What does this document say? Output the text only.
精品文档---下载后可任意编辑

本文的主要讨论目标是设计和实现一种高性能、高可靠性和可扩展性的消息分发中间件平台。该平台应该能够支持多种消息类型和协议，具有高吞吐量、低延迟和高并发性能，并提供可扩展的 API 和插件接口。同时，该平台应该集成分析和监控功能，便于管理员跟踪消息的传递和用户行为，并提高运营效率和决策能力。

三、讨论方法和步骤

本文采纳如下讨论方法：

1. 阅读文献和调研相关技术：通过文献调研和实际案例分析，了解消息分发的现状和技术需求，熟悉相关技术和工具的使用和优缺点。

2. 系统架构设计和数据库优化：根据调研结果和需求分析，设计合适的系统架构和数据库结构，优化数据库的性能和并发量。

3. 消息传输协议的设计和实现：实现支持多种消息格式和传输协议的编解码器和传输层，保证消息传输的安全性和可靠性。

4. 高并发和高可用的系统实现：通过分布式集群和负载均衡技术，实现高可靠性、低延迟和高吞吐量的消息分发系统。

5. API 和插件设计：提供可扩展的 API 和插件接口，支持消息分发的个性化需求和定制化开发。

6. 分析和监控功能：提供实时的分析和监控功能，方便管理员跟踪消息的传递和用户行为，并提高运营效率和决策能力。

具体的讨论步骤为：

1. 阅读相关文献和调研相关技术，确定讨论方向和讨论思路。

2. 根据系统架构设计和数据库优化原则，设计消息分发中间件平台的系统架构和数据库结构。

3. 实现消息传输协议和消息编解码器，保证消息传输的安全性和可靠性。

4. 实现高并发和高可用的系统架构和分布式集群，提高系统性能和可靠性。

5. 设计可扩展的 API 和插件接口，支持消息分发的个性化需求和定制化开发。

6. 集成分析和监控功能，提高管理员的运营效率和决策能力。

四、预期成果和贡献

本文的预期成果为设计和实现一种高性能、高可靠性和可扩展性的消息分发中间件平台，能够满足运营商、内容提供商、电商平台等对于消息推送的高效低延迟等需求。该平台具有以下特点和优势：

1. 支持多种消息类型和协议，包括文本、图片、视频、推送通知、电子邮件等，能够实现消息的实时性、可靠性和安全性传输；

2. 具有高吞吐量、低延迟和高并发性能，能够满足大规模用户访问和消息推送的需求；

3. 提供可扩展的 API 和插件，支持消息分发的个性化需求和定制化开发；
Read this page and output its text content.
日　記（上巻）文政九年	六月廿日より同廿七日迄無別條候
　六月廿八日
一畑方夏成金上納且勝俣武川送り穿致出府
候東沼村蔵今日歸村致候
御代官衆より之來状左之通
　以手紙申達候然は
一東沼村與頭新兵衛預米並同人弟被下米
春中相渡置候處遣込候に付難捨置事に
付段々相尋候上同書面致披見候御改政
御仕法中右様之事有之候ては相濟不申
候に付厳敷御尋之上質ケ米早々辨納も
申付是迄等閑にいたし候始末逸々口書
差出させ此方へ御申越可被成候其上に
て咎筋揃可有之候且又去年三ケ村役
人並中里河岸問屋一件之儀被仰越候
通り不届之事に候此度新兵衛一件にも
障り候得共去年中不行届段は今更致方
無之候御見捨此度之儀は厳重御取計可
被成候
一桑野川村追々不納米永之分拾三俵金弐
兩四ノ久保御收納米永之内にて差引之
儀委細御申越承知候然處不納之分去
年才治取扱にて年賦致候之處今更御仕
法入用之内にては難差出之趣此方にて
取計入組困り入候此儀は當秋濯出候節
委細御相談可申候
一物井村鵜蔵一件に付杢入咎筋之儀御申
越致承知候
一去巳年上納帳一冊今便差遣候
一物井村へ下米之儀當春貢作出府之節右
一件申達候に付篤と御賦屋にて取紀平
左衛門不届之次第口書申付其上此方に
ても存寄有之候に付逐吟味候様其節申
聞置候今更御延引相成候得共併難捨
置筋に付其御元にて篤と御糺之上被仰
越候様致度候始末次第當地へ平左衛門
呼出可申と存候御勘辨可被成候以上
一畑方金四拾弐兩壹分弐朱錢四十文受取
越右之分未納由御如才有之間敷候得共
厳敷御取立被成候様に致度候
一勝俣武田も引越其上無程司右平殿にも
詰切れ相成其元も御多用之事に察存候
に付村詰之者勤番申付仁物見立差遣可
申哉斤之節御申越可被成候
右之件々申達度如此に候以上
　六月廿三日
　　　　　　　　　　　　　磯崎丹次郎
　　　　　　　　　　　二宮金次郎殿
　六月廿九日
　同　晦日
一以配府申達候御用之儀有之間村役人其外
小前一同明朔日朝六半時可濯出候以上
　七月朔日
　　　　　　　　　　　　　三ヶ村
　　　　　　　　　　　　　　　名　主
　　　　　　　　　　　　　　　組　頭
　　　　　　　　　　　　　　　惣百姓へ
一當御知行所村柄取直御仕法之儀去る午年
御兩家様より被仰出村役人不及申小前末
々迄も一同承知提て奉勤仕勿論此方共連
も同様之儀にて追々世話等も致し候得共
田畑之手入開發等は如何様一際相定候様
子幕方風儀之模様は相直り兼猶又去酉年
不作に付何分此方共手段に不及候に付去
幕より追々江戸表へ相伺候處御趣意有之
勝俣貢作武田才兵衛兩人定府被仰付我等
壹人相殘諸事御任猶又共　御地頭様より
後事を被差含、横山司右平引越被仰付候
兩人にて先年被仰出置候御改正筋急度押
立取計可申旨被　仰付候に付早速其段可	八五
# # # # # # #
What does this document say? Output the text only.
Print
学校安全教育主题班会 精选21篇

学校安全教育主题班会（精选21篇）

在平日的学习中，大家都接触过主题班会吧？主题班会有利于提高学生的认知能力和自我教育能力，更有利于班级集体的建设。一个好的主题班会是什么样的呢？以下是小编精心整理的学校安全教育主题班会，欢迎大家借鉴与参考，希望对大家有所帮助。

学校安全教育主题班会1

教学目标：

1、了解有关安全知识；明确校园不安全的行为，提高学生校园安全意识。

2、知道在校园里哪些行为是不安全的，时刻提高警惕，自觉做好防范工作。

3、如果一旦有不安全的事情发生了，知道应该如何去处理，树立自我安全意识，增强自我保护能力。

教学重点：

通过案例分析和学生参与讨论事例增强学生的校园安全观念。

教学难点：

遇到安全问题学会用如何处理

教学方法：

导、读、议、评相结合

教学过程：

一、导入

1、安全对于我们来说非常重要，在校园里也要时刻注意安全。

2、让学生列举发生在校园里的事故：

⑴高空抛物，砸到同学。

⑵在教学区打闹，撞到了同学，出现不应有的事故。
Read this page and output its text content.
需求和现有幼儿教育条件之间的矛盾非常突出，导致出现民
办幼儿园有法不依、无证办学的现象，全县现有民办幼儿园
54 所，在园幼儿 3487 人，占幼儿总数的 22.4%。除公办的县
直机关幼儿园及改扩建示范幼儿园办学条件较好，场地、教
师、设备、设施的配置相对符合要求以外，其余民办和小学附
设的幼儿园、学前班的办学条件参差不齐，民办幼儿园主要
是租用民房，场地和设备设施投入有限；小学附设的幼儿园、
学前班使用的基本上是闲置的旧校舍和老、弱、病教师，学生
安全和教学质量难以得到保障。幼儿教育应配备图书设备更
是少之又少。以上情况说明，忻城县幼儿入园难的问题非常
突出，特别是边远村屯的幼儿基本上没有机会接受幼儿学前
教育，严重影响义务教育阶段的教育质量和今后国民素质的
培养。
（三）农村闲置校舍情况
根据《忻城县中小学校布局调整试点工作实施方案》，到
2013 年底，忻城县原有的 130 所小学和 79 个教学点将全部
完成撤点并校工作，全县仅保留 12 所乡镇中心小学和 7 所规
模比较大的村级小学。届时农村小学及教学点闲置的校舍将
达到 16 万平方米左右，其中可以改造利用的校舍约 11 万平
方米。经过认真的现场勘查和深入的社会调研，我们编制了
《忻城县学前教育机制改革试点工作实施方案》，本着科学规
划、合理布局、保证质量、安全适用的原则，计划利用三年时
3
# # # # # # #
* Directive
Return every line containing "低延迟和高并发性能".

* The completed task
本文的主要讨论目标是设计和实现一种高性能、高可靠性和可扩展性的消息分发中间件平台。该平台应该能够支持多种消息类型和协议，具有高吞吐量、低延迟和高并发性能，并提供可扩展的 API 和插件接口。同时，该平台应该集成分析和监控功能，便于管理员跟踪消息的传递和用户行为，并提高运营效率和决策能力。
2. 具有高吞吐量、低延迟和高并发性能，能够满足大规模用户访问和消息推送的需求；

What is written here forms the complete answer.